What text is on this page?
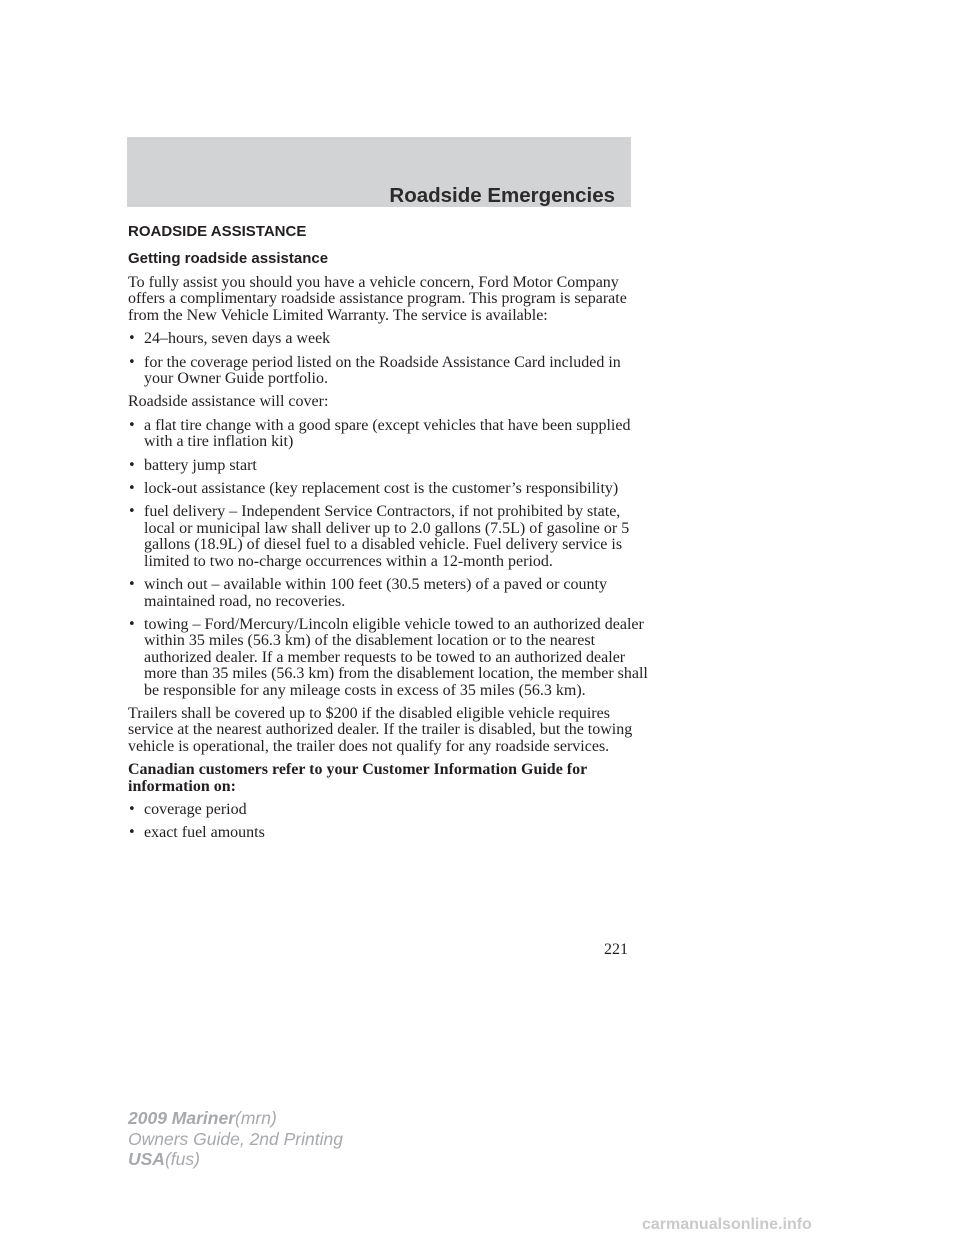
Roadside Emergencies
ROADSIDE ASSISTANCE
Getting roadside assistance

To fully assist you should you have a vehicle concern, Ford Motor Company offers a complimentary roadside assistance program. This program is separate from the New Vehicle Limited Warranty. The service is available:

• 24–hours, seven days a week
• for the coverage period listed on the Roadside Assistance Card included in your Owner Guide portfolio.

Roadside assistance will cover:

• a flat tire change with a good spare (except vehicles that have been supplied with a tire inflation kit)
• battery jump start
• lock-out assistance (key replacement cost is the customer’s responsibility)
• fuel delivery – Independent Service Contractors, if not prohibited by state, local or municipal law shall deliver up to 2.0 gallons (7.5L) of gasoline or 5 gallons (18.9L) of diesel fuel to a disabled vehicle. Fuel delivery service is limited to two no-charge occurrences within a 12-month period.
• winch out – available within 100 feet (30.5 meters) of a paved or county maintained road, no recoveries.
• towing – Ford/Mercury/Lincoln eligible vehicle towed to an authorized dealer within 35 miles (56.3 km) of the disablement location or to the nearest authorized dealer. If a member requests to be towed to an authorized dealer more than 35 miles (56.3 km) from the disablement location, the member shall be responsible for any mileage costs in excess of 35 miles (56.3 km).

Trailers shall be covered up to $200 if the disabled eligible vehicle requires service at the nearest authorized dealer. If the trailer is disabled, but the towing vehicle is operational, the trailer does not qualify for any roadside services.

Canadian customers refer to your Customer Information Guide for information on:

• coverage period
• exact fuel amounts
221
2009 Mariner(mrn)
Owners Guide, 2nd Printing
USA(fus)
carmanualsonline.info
_ _ _ _ _
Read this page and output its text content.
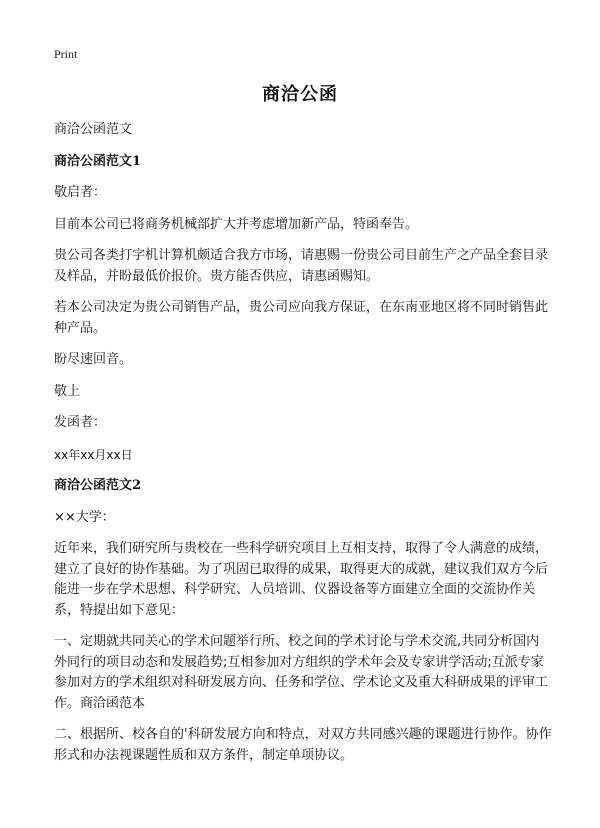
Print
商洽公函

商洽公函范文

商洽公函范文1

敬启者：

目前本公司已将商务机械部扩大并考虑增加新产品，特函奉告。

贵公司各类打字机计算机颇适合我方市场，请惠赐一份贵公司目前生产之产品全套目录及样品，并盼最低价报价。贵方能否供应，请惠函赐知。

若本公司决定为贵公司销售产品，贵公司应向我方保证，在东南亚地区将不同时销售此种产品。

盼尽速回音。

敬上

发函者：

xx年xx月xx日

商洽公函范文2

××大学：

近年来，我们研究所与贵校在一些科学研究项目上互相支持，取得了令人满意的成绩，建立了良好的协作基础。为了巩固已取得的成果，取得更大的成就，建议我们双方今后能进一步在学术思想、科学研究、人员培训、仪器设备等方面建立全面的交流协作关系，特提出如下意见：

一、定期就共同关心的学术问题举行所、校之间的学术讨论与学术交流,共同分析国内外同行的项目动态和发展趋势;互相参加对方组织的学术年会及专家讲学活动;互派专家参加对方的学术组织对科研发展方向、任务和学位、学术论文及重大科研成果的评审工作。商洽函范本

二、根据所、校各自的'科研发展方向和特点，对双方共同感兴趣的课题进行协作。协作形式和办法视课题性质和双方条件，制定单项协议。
_ _ _ _ _
* [Given task]
Scan the listing above. Gather each line that contains the word "service".

* [Response to this task]
To fully assist you should you have a vehicle concern, Ford Motor Company offers a complimentary roadside assistance program. This program is separate from the New Vehicle Limited Warranty. The service is available:
• fuel delivery – Independent Service Contractors, if not prohibited by state, local or municipal law shall deliver up to 2.0 gallons (7.5L) of gasoline or 5 gallons (18.9L) of diesel fuel to a disabled vehicle. Fuel delivery service is limited to two no-charge occurrences within a 12-month period.
Trailers shall be covered up to $200 if the disabled eligible vehicle requires service at the nearest authorized dealer. If the trailer is disabled, but the towing vehicle is operational, the trailer does not qualify for any roadside services.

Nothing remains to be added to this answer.